◆ **Entries supplied**:
===

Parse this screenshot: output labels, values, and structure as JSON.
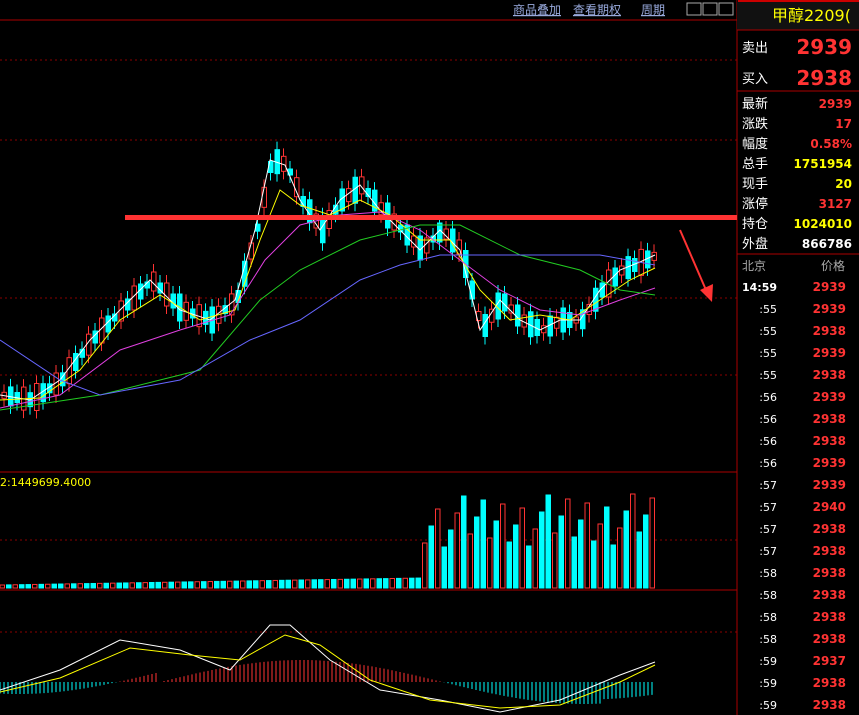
{
  "toolbar": {
    "items": [
      "商品叠加",
      "查看期权",
      "周期"
    ]
  },
  "volume_label": "2:1449699.4000",
  "quote": {
    "title": "甲醇2209(",
    "ask": {
      "label": "卖出",
      "value": "2939"
    },
    "bid": {
      "label": "买入",
      "value": "2938"
    },
    "stats": [
      {
        "label": "最新",
        "value": "2939"
      },
      {
        "label": "涨跌",
        "value": "17"
      },
      {
        "label": "幅度",
        "value": "0.58%"
      },
      {
        "label": "总手",
        "value": "1751954"
      },
      {
        "label": "现手",
        "value": "20"
      },
      {
        "label": "涨停",
        "value": "3127"
      },
      {
        "label": "持仓",
        "value": "1024010"
      },
      {
        "label": "外盘",
        "value": "866786"
      }
    ],
    "ticks_header": {
      "time": "北京",
      "price": "价格"
    },
    "ticks": [
      {
        "time": "14:59",
        "price": "2939"
      },
      {
        "time": ":55",
        "price": "2939"
      },
      {
        "time": ":55",
        "price": "2938"
      },
      {
        "time": ":55",
        "price": "2939"
      },
      {
        "time": ":55",
        "price": "2938"
      },
      {
        "time": ":56",
        "price": "2939"
      },
      {
        "time": ":56",
        "price": "2938"
      },
      {
        "time": ":56",
        "price": "2938"
      },
      {
        "time": ":56",
        "price": "2939"
      },
      {
        "time": ":57",
        "price": "2939"
      },
      {
        "time": ":57",
        "price": "2940"
      },
      {
        "time": ":57",
        "price": "2938"
      },
      {
        "time": ":57",
        "price": "2938"
      },
      {
        "time": ":58",
        "price": "2938"
      },
      {
        "time": ":58",
        "price": "2938"
      },
      {
        "time": ":58",
        "price": "2938"
      },
      {
        "time": ":58",
        "price": "2938"
      },
      {
        "time": ":59",
        "price": "2937"
      },
      {
        "time": ":59",
        "price": "2938"
      },
      {
        "time": ":59",
        "price": "2938"
      }
    ]
  }
}
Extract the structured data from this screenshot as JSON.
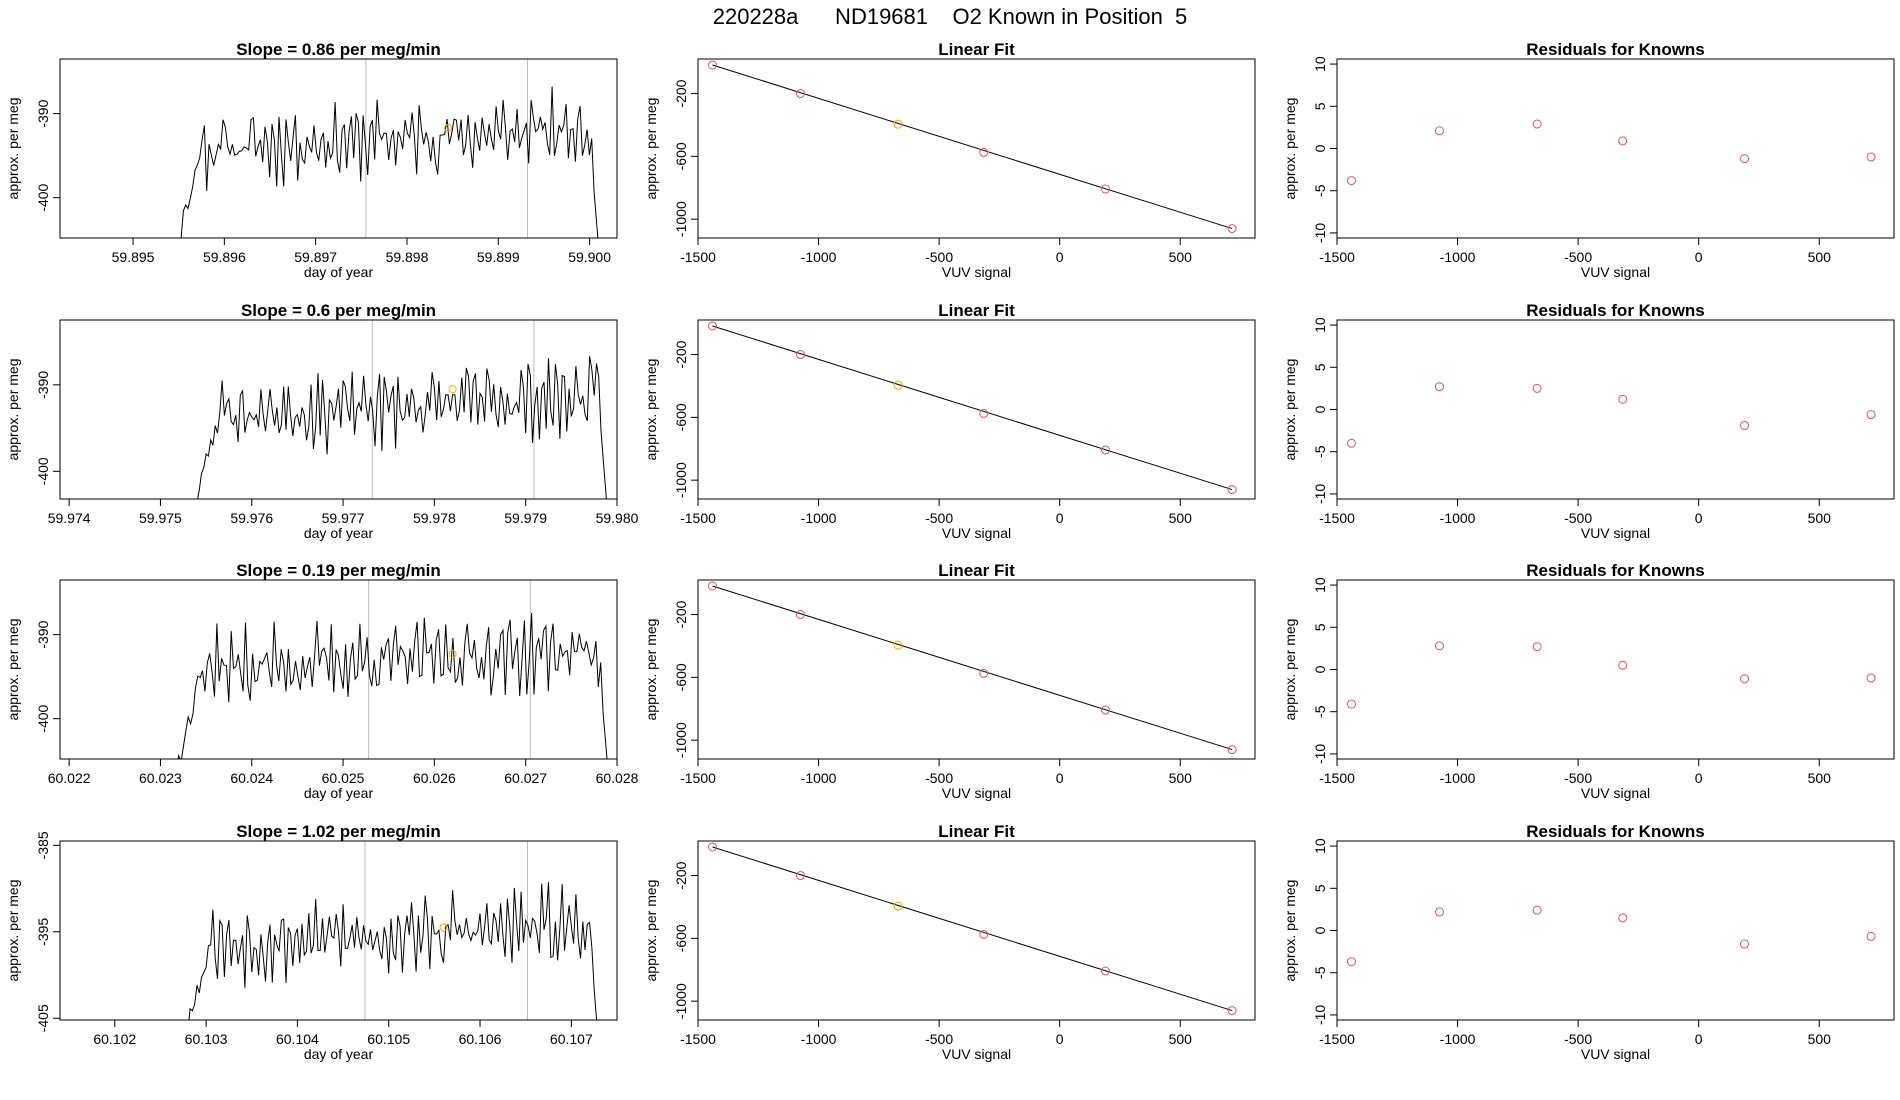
{
  "page": {
    "title": "220228a      ND19681    O2 Known in Position  5"
  },
  "colors": {
    "line": "#000000",
    "fit_point": "#cd5c5c",
    "highlight_point": "#ffa500",
    "vertical_marker": "#bebebe"
  },
  "chart_data": [
    {
      "type": "line",
      "row": 0,
      "col": 0,
      "title": "Slope =  0.86  per meg/min",
      "xlabel": "day of year",
      "ylabel": "approx. per meg",
      "xlim": [
        59.8942,
        59.9003
      ],
      "ylim": [
        -404.8,
        -383.5
      ],
      "xticks": [
        59.895,
        59.896,
        59.897,
        59.898,
        59.899,
        59.9
      ],
      "xtick_labels": [
        "59.895",
        "59.896",
        "59.897",
        "59.898",
        "59.899",
        "59.900"
      ],
      "yticks": [
        -390,
        -400
      ],
      "ytick_labels": [
        "-390",
        "-400"
      ],
      "vlines": [
        59.89755,
        59.89932
      ],
      "highlight": [
        59.89845,
        -391.7
      ],
      "series_start": 59.8955,
      "series_end": 59.9001,
      "series_mean": -393.0,
      "seed": 11
    },
    {
      "type": "scatter",
      "row": 0,
      "col": 1,
      "title": "Linear Fit",
      "xlabel": "VUV signal",
      "ylabel": "approx. per meg",
      "xlim": [
        -1500,
        810
      ],
      "ylim": [
        -1120,
        20
      ],
      "xticks": [
        -1500,
        -1000,
        -500,
        0,
        500
      ],
      "xtick_labels": [
        "-1500",
        "-1000",
        "-500",
        "0",
        "500"
      ],
      "yticks": [
        -200,
        -600,
        -1000
      ],
      "ytick_labels": [
        "-200",
        "-600",
        "-1000"
      ],
      "x": [
        -1440,
        -1075,
        -670,
        -315,
        190,
        715
      ],
      "y": [
        -18,
        -200,
        -395,
        -575,
        -808,
        -1060
      ],
      "highlight_index": 2,
      "fit_line": [
        [
          -1440,
          -18
        ],
        [
          715,
          -1060
        ]
      ]
    },
    {
      "type": "scatter",
      "row": 0,
      "col": 2,
      "title": "Residuals for Knowns",
      "xlabel": "VUV signal",
      "ylabel": "approx. per meg",
      "xlim": [
        -1500,
        810
      ],
      "ylim": [
        -10.6,
        10.6
      ],
      "xticks": [
        -1500,
        -1000,
        -500,
        0,
        500
      ],
      "xtick_labels": [
        "-1500",
        "-1000",
        "-500",
        "0",
        "500"
      ],
      "yticks": [
        10,
        5,
        0,
        -5,
        -10
      ],
      "ytick_labels": [
        "10",
        "5",
        "0",
        "-5",
        "-10"
      ],
      "x": [
        -1440,
        -1075,
        -670,
        -315,
        190,
        715
      ],
      "y": [
        -3.8,
        2.1,
        2.9,
        0.9,
        -1.2,
        -1.0
      ]
    },
    {
      "type": "line",
      "row": 1,
      "col": 0,
      "title": "Slope =  0.6  per meg/min",
      "xlabel": "day of year",
      "ylabel": "approx. per meg",
      "xlim": [
        59.9739,
        59.98
      ],
      "ylim": [
        -403.2,
        -382.5
      ],
      "xticks": [
        59.974,
        59.975,
        59.976,
        59.977,
        59.978,
        59.979,
        59.98
      ],
      "xtick_labels": [
        "59.974",
        "59.975",
        "59.976",
        "59.977",
        "59.978",
        "59.979",
        "59.980"
      ],
      "yticks": [
        -390,
        -400
      ],
      "ytick_labels": [
        "-390",
        "-400"
      ],
      "vlines": [
        59.97732,
        59.97909
      ],
      "highlight": [
        59.9782,
        -390.5
      ],
      "series_start": 59.9754,
      "series_end": 59.9799,
      "series_mean": -392.4,
      "seed": 23
    },
    {
      "type": "scatter",
      "row": 1,
      "col": 1,
      "title": "Linear Fit",
      "xlabel": "VUV signal",
      "ylabel": "approx. per meg",
      "xlim": [
        -1500,
        810
      ],
      "ylim": [
        -1120,
        20
      ],
      "xticks": [
        -1500,
        -1000,
        -500,
        0,
        500
      ],
      "xtick_labels": [
        "-1500",
        "-1000",
        "-500",
        "0",
        "500"
      ],
      "yticks": [
        -200,
        -600,
        -1000
      ],
      "ytick_labels": [
        "-200",
        "-600",
        "-1000"
      ],
      "x": [
        -1440,
        -1075,
        -670,
        -315,
        190,
        715
      ],
      "y": [
        -18,
        -200,
        -395,
        -575,
        -808,
        -1060
      ],
      "highlight_index": 2,
      "fit_line": [
        [
          -1440,
          -18
        ],
        [
          715,
          -1060
        ]
      ]
    },
    {
      "type": "scatter",
      "row": 1,
      "col": 2,
      "title": "Residuals for Knowns",
      "xlabel": "VUV signal",
      "ylabel": "approx. per meg",
      "xlim": [
        -1500,
        810
      ],
      "ylim": [
        -10.6,
        10.6
      ],
      "xticks": [
        -1500,
        -1000,
        -500,
        0,
        500
      ],
      "xtick_labels": [
        "-1500",
        "-1000",
        "-500",
        "0",
        "500"
      ],
      "yticks": [
        10,
        5,
        0,
        -5,
        -10
      ],
      "ytick_labels": [
        "10",
        "5",
        "0",
        "-5",
        "-10"
      ],
      "x": [
        -1440,
        -1075,
        -670,
        -315,
        190,
        715
      ],
      "y": [
        -4.0,
        2.7,
        2.5,
        1.2,
        -1.9,
        -0.6
      ]
    },
    {
      "type": "line",
      "row": 2,
      "col": 0,
      "title": "Slope =  0.19  per meg/min",
      "xlabel": "day of year",
      "ylabel": "approx. per meg",
      "xlim": [
        60.0219,
        60.028
      ],
      "ylim": [
        -404.8,
        -383.5
      ],
      "xticks": [
        60.022,
        60.023,
        60.024,
        60.025,
        60.026,
        60.027,
        60.028
      ],
      "xtick_labels": [
        "60.022",
        "60.023",
        "60.024",
        "60.025",
        "60.026",
        "60.027",
        "60.028"
      ],
      "yticks": [
        -390,
        -400
      ],
      "ytick_labels": [
        "-390",
        "-400"
      ],
      "vlines": [
        60.02528,
        60.02705
      ],
      "highlight": [
        60.0262,
        -392.3
      ],
      "series_start": 60.0232,
      "series_end": 60.0279,
      "series_mean": -393.0,
      "seed": 37
    },
    {
      "type": "scatter",
      "row": 2,
      "col": 1,
      "title": "Linear Fit",
      "xlabel": "VUV signal",
      "ylabel": "approx. per meg",
      "xlim": [
        -1500,
        810
      ],
      "ylim": [
        -1120,
        20
      ],
      "xticks": [
        -1500,
        -1000,
        -500,
        0,
        500
      ],
      "xtick_labels": [
        "-1500",
        "-1000",
        "-500",
        "0",
        "500"
      ],
      "yticks": [
        -200,
        -600,
        -1000
      ],
      "ytick_labels": [
        "-200",
        "-600",
        "-1000"
      ],
      "x": [
        -1440,
        -1075,
        -670,
        -315,
        190,
        715
      ],
      "y": [
        -18,
        -200,
        -395,
        -575,
        -808,
        -1060
      ],
      "highlight_index": 2,
      "fit_line": [
        [
          -1440,
          -18
        ],
        [
          715,
          -1060
        ]
      ]
    },
    {
      "type": "scatter",
      "row": 2,
      "col": 2,
      "title": "Residuals for Knowns",
      "xlabel": "VUV signal",
      "ylabel": "approx. per meg",
      "xlim": [
        -1500,
        810
      ],
      "ylim": [
        -10.6,
        10.6
      ],
      "xticks": [
        -1500,
        -1000,
        -500,
        0,
        500
      ],
      "xtick_labels": [
        "-1500",
        "-1000",
        "-500",
        "0",
        "500"
      ],
      "yticks": [
        10,
        5,
        0,
        -5,
        -10
      ],
      "ytick_labels": [
        "10",
        "5",
        "0",
        "-5",
        "-10"
      ],
      "x": [
        -1440,
        -1075,
        -670,
        -315,
        190,
        715
      ],
      "y": [
        -4.1,
        2.8,
        2.7,
        0.5,
        -1.1,
        -1.0
      ]
    },
    {
      "type": "line",
      "row": 3,
      "col": 0,
      "title": "Slope =  1.02  per meg/min",
      "xlabel": "day of year",
      "ylabel": "approx. per meg",
      "xlim": [
        60.1014,
        60.1075
      ],
      "ylim": [
        -405.2,
        -384.5
      ],
      "xticks": [
        60.102,
        60.103,
        60.104,
        60.105,
        60.106,
        60.107
      ],
      "xtick_labels": [
        "60.102",
        "60.103",
        "60.104",
        "60.105",
        "60.106",
        "60.107"
      ],
      "yticks": [
        -385,
        -395,
        -405
      ],
      "ytick_labels": [
        "-385",
        "-395",
        "-405"
      ],
      "vlines": [
        60.10474,
        60.10652
      ],
      "highlight": [
        60.1056,
        -394.5
      ],
      "series_start": 60.1028,
      "series_end": 60.1073,
      "series_mean": -395.4,
      "seed": 53
    },
    {
      "type": "scatter",
      "row": 3,
      "col": 1,
      "title": "Linear Fit",
      "xlabel": "VUV signal",
      "ylabel": "approx. per meg",
      "xlim": [
        -1500,
        810
      ],
      "ylim": [
        -1120,
        20
      ],
      "xticks": [
        -1500,
        -1000,
        -500,
        0,
        500
      ],
      "xtick_labels": [
        "-1500",
        "-1000",
        "-500",
        "0",
        "500"
      ],
      "yticks": [
        -200,
        -600,
        -1000
      ],
      "ytick_labels": [
        "-200",
        "-600",
        "-1000"
      ],
      "x": [
        -1440,
        -1075,
        -670,
        -315,
        190,
        715
      ],
      "y": [
        -18,
        -200,
        -395,
        -575,
        -808,
        -1060
      ],
      "highlight_index": 2,
      "fit_line": [
        [
          -1440,
          -18
        ],
        [
          715,
          -1060
        ]
      ]
    },
    {
      "type": "scatter",
      "row": 3,
      "col": 2,
      "title": "Residuals for Knowns",
      "xlabel": "VUV signal",
      "ylabel": "approx. per meg",
      "xlim": [
        -1500,
        810
      ],
      "ylim": [
        -10.6,
        10.6
      ],
      "xticks": [
        -1500,
        -1000,
        -500,
        0,
        500
      ],
      "xtick_labels": [
        "-1500",
        "-1000",
        "-500",
        "0",
        "500"
      ],
      "yticks": [
        10,
        5,
        0,
        -5,
        -10
      ],
      "ytick_labels": [
        "10",
        "5",
        "0",
        "-5",
        "-10"
      ],
      "x": [
        -1440,
        -1075,
        -670,
        -315,
        190,
        715
      ],
      "y": [
        -3.7,
        2.2,
        2.4,
        1.5,
        -1.6,
        -0.7
      ]
    }
  ]
}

===

Gather each line holding the string "this".

Parse this screenshot: output labels, values, and structure as JSON.
Extract the structured data from this screenshot as JSON.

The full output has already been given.